#### What is required:
Find the string "body" in the listing and report every line that has it.

#### Dataset items:

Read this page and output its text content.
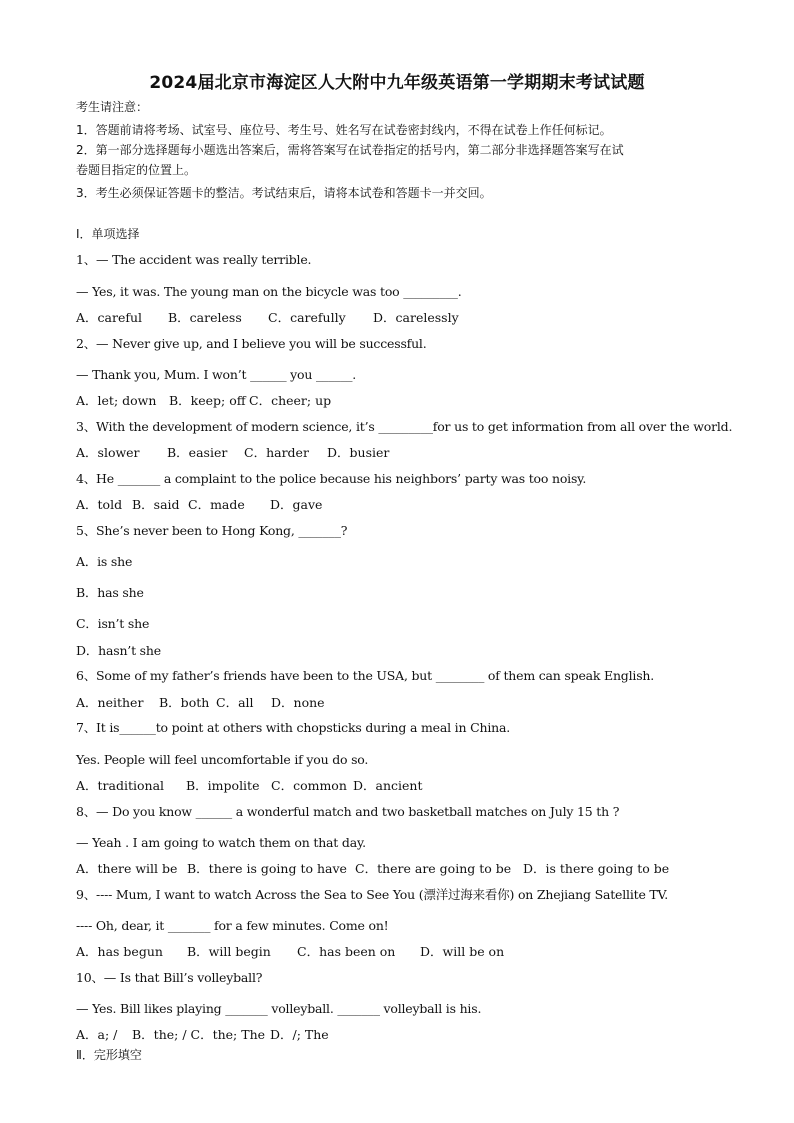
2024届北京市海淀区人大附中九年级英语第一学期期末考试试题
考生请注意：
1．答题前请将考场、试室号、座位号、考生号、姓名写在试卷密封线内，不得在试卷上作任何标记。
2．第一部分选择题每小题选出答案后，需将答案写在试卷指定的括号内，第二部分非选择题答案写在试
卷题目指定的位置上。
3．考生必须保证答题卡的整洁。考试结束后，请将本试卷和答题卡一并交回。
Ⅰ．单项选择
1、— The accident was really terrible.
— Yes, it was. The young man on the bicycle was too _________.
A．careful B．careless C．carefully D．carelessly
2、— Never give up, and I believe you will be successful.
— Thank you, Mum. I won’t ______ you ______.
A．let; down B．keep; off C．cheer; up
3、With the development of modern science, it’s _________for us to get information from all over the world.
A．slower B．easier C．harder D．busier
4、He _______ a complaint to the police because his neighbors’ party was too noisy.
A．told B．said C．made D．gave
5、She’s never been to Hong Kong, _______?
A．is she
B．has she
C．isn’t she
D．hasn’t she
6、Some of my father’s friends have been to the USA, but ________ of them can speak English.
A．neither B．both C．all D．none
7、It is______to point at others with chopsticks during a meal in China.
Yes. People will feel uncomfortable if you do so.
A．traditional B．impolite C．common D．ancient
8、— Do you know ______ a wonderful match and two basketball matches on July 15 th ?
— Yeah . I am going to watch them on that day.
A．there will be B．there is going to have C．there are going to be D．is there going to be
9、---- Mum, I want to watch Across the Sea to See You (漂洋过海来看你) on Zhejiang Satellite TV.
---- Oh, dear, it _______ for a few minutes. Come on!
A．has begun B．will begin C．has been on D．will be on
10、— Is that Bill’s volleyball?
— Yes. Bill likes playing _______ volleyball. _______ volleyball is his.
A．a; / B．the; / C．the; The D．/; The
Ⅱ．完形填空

==

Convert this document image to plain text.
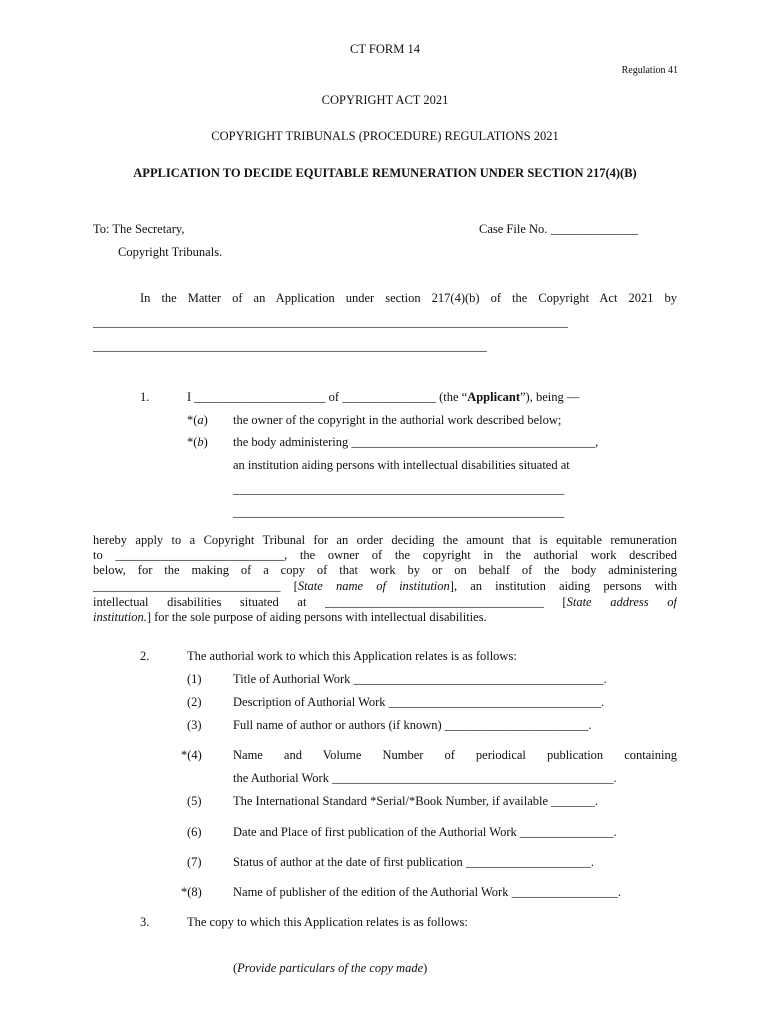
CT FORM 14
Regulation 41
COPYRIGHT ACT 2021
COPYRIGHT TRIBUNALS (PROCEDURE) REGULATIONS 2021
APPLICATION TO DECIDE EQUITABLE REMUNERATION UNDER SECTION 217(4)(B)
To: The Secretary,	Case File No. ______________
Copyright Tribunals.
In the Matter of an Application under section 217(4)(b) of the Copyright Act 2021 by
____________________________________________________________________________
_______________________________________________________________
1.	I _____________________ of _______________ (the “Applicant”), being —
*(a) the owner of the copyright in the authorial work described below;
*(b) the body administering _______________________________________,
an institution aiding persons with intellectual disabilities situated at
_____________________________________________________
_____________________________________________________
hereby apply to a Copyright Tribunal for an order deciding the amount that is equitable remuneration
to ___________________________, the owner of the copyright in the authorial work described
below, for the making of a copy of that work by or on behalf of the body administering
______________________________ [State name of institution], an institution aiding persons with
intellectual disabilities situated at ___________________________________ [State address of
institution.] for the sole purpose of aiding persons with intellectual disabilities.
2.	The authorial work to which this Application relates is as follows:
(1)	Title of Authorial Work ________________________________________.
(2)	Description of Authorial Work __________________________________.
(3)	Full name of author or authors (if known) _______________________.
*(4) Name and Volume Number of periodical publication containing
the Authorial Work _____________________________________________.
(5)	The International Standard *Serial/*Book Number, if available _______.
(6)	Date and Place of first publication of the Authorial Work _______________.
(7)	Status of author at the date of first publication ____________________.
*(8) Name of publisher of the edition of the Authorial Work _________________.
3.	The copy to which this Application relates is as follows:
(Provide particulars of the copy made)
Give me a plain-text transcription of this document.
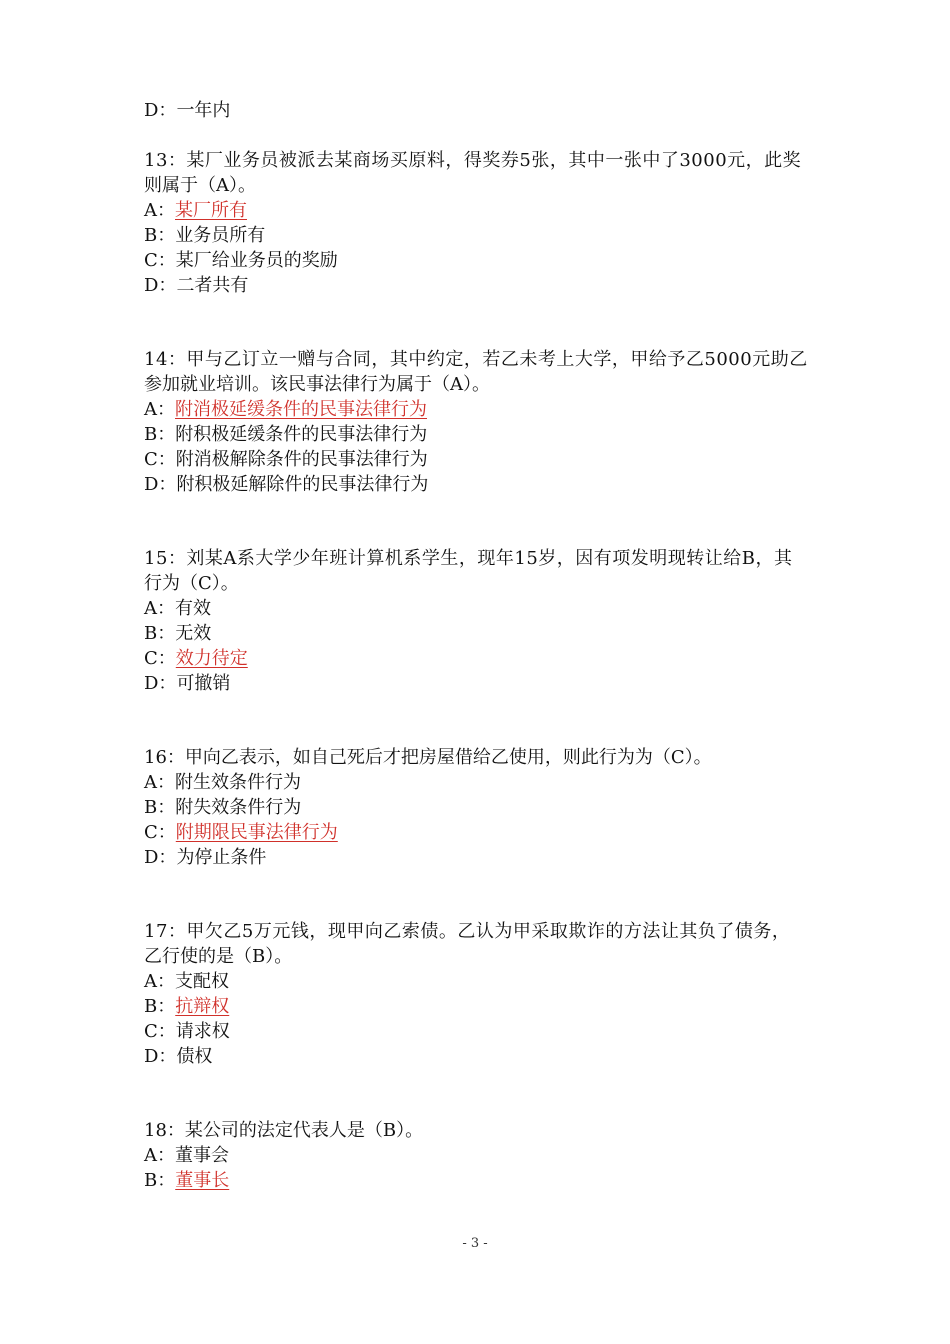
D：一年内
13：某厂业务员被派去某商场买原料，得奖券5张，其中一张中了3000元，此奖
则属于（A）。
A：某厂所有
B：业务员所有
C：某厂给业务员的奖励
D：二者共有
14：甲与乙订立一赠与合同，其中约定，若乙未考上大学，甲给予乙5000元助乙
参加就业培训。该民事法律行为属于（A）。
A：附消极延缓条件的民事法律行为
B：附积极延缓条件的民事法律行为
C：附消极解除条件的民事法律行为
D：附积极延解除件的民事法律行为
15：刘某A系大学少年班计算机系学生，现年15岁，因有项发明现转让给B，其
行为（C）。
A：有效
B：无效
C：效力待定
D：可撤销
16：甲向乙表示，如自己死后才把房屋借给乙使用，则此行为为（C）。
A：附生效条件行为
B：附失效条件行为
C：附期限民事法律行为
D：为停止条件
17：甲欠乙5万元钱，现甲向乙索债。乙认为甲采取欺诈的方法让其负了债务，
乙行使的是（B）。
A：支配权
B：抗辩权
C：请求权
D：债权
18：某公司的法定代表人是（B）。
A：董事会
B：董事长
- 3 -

#### The solution:
*(b) the body administering _______________________________________,
below, for the making of a copy of that work by or on behalf of the body administering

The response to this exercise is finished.